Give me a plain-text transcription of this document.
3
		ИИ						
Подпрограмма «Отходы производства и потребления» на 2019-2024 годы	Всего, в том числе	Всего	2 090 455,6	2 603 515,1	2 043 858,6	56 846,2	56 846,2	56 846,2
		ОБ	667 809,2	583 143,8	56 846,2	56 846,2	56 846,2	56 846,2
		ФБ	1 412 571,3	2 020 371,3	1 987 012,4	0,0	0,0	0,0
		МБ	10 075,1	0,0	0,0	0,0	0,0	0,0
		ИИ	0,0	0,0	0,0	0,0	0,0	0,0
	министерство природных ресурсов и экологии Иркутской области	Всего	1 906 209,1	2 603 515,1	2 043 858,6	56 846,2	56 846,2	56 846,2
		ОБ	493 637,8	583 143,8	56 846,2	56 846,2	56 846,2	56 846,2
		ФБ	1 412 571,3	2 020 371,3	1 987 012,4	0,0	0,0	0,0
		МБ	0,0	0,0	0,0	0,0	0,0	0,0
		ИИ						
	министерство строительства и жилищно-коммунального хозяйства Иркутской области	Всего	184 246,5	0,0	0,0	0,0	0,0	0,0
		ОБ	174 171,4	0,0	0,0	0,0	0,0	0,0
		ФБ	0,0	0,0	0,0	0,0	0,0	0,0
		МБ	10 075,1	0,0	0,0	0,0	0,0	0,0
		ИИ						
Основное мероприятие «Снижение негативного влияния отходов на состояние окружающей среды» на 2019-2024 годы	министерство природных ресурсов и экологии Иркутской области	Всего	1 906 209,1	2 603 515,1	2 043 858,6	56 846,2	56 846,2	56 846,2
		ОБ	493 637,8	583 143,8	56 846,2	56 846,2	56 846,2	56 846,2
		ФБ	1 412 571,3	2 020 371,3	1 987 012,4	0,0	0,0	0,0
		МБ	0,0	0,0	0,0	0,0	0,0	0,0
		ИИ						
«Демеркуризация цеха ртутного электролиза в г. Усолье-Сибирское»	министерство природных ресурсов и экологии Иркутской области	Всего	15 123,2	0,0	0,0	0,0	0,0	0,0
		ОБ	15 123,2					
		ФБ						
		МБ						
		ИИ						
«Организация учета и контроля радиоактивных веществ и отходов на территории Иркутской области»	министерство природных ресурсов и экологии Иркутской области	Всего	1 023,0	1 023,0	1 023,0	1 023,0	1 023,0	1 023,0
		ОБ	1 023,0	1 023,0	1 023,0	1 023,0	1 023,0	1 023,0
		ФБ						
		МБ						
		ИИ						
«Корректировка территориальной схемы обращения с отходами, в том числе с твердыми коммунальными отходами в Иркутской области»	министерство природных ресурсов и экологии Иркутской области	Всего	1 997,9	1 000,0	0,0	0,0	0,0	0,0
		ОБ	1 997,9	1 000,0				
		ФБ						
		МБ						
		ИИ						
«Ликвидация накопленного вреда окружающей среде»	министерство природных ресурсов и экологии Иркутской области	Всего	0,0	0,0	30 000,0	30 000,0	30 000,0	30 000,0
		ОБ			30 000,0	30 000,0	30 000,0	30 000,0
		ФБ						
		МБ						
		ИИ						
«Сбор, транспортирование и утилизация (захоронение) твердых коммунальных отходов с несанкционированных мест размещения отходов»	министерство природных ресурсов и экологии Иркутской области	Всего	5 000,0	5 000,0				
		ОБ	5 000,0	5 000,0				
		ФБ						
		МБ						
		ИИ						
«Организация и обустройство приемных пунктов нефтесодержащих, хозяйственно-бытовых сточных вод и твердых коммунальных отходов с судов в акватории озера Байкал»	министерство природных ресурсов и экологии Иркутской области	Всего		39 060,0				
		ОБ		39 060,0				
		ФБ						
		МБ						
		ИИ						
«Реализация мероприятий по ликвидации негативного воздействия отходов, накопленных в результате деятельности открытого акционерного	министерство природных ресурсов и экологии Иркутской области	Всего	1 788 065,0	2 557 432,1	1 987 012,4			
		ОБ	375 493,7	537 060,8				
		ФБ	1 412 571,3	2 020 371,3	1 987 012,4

※

- **TASK**: Work out how many lines of the data above hold the word "окружающей", and write only the count.

- **RESPONSE TO THE TASK**: 2